* [Extracted data]
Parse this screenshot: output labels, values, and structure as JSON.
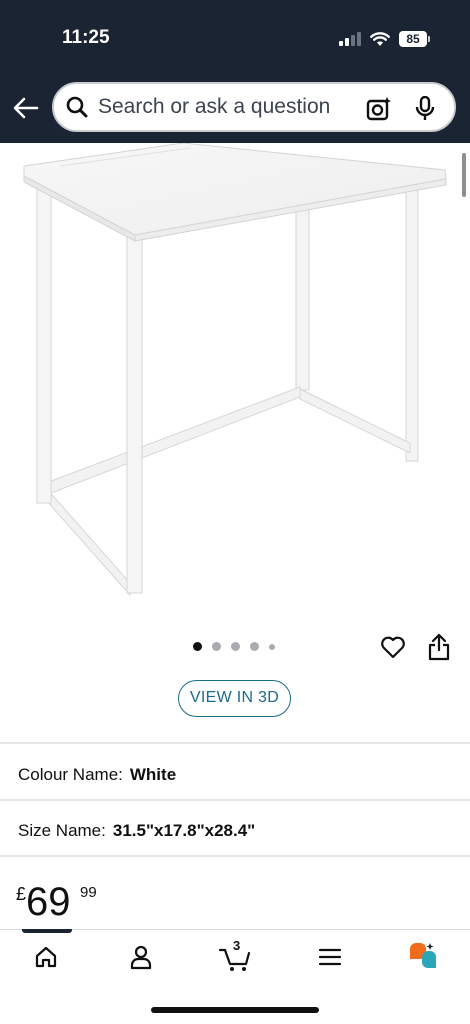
{
  "status_bar": {
    "time": "11:25",
    "battery": "85"
  },
  "search": {
    "placeholder": "Search or ask a question"
  },
  "icons": {
    "back": "arrow-left-icon",
    "search": "search-icon",
    "camera": "camera-lens-icon",
    "mic": "microphone-icon",
    "wishlist": "heart-icon",
    "share": "share-icon",
    "home": "home-icon",
    "account": "person-icon",
    "cart": "cart-icon",
    "menu": "hamburger-menu-icon",
    "rufus": "rufus-assistant-icon"
  },
  "carousel": {
    "total_images": 5,
    "active_index": 0
  },
  "product": {
    "view_3d_label": "VIEW IN 3D",
    "colour": {
      "label": "Colour Name:",
      "value": "White"
    },
    "size": {
      "label": "Size Name:",
      "value": "31.5\"x17.8\"x28.4\""
    },
    "price": {
      "currency": "£",
      "whole": "69",
      "fraction": "99"
    }
  },
  "bottom_nav": {
    "cart_count": "3",
    "active": "home"
  },
  "colors": {
    "header_bg": "#1a2433",
    "link_teal": "#1b6b8c",
    "rufus_orange": "#f26b1d",
    "rufus_teal": "#2aa6b8"
  }
}
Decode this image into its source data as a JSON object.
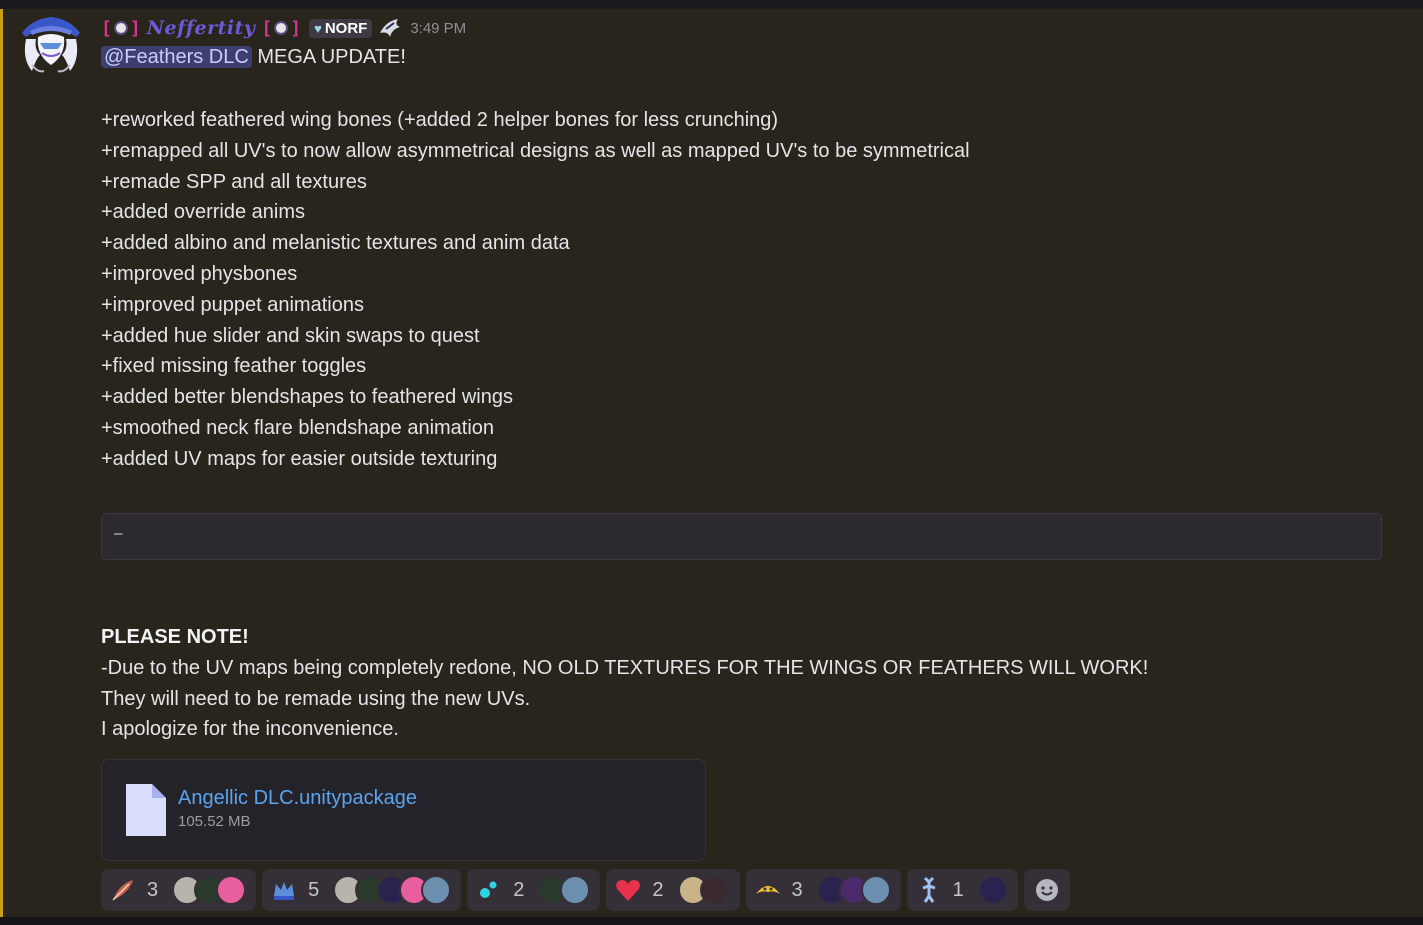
{
  "message": {
    "username": "Neffertity",
    "brackets": [
      "[",
      "]",
      "[",
      "]"
    ],
    "tag": "NORF",
    "timestamp": "3:49 PM",
    "mention": "@Feathers DLC",
    "first_line_rest": " MEGA UPDATE!",
    "changes": [
      "+reworked feathered wing bones (+added 2 helper bones for less crunching)",
      "+remapped all UV's to now allow asymmetrical designs as well as mapped UV's to be symmetrical",
      "+remade SPP and all textures",
      "+added override anims",
      "+added albino and melanistic textures and anim data",
      "+improved physbones",
      "+improved puppet animations",
      "+added hue slider and skin swaps to quest",
      "+fixed missing feather toggles",
      "+added better blendshapes to feathered wings",
      "+smoothed neck flare blendshape animation",
      "+added UV maps for easier outside texturing"
    ],
    "codeblock_text": "–",
    "note_heading": "PLEASE NOTE!",
    "note_lines": [
      "-Due to the UV maps being completely redone, NO OLD TEXTURES FOR THE WINGS OR FEATHERS WILL WORK!",
      "They will need to be remade using the new UVs.",
      "I apologize for the inconvenience."
    ]
  },
  "attachment": {
    "filename": "Angellic DLC.unitypackage",
    "size": "105.52 MB"
  },
  "reactions": [
    {
      "emoji": "feather-emoji",
      "count": "3",
      "faces": 3
    },
    {
      "emoji": "crown-emoji",
      "count": "5",
      "faces": 5
    },
    {
      "emoji": "sparkle-emoji",
      "count": "2",
      "faces": 2
    },
    {
      "emoji": "heart-emoji",
      "count": "2",
      "faces": 2
    },
    {
      "emoji": "shrug-emoji",
      "count": "3",
      "faces": 3
    },
    {
      "emoji": "figure-emoji",
      "count": "1",
      "faces": 1
    }
  ],
  "colors": {
    "mention_bar": "#c89d1a",
    "username": "#6b5bd6",
    "link": "#5aa4f0",
    "message_bg": "#29241c"
  }
}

* [Job] Nothing in the entries should change as you copy them, except that the pictures are left out.

* [The result]
Parse this screenshot: output labels, values, and structure as JSON.
{
  "status_bar": {
    "time": "11:25",
    "battery": "85"
  },
  "search": {
    "placeholder": "Search or ask a question"
  },
  "icons": {
    "back": "arrow-left-icon",
    "search": "search-icon",
    "camera": "camera-lens-icon",
    "mic": "microphone-icon",
    "wishlist": "heart-icon",
    "share": "share-icon",
    "home": "home-icon",
    "account": "person-icon",
    "cart": "cart-icon",
    "menu": "hamburger-menu-icon",
    "rufus": "rufus-assistant-icon"
  },
  "carousel": {
    "total_images": 5,
    "active_index": 0
  },
  "product": {
    "view_3d_label": "VIEW IN 3D",
    "colour": {
      "label": "Colour Name:",
      "value": "White"
    },
    "size": {
      "label": "Size Name:",
      "value": "31.5\"x17.8\"x28.4\""
    },
    "price": {
      "currency": "£",
      "whole": "69",
      "fraction": "99"
    }
  },
  "bottom_nav": {
    "cart_count": "3",
    "active": "home"
  },
  "colors": {
    "header_bg": "#1a2433",
    "link_teal": "#1b6b8c",
    "rufus_orange": "#f26b1d",
    "rufus_teal": "#2aa6b8"
  }
}
Decode this image into its source data as a JSON object.
{
  "message": {
    "username": "Neffertity",
    "brackets": [
      "[",
      "]",
      "[",
      "]"
    ],
    "tag": "NORF",
    "timestamp": "3:49 PM",
    "mention": "@Feathers DLC",
    "first_line_rest": " MEGA UPDATE!",
    "changes": [
      "+reworked feathered wing bones (+added 2 helper bones for less crunching)",
      "+remapped all UV's to now allow asymmetrical designs as well as mapped UV's to be symmetrical",
      "+remade SPP and all textures",
      "+added override anims",
      "+added albino and melanistic textures and anim data",
      "+improved physbones",
      "+improved puppet animations",
      "+added hue slider and skin swaps to quest",
      "+fixed missing feather toggles",
      "+added better blendshapes to feathered wings",
      "+smoothed neck flare blendshape animation",
      "+added UV maps for easier outside texturing"
    ],
    "codeblock_text": "–",
    "note_heading": "PLEASE NOTE!",
    "note_lines": [
      "-Due to the UV maps being completely redone, NO OLD TEXTURES FOR THE WINGS OR FEATHERS WILL WORK!",
      "They will need to be remade using the new UVs.",
      "I apologize for the inconvenience."
    ]
  },
  "attachment": {
    "filename": "Angellic DLC.unitypackage",
    "size": "105.52 MB"
  },
  "reactions": [
    {
      "emoji": "feather-emoji",
      "count": "3",
      "faces": 3
    },
    {
      "emoji": "crown-emoji",
      "count": "5",
      "faces": 5
    },
    {
      "emoji": "sparkle-emoji",
      "count": "2",
      "faces": 2
    },
    {
      "emoji": "heart-emoji",
      "count": "2",
      "faces": 2
    },
    {
      "emoji": "shrug-emoji",
      "count": "3",
      "faces": 3
    },
    {
      "emoji": "figure-emoji",
      "count": "1",
      "faces": 1
    }
  ],
  "colors": {
    "mention_bar": "#c89d1a",
    "username": "#6b5bd6",
    "link": "#5aa4f0",
    "message_bg": "#29241c"
  }
}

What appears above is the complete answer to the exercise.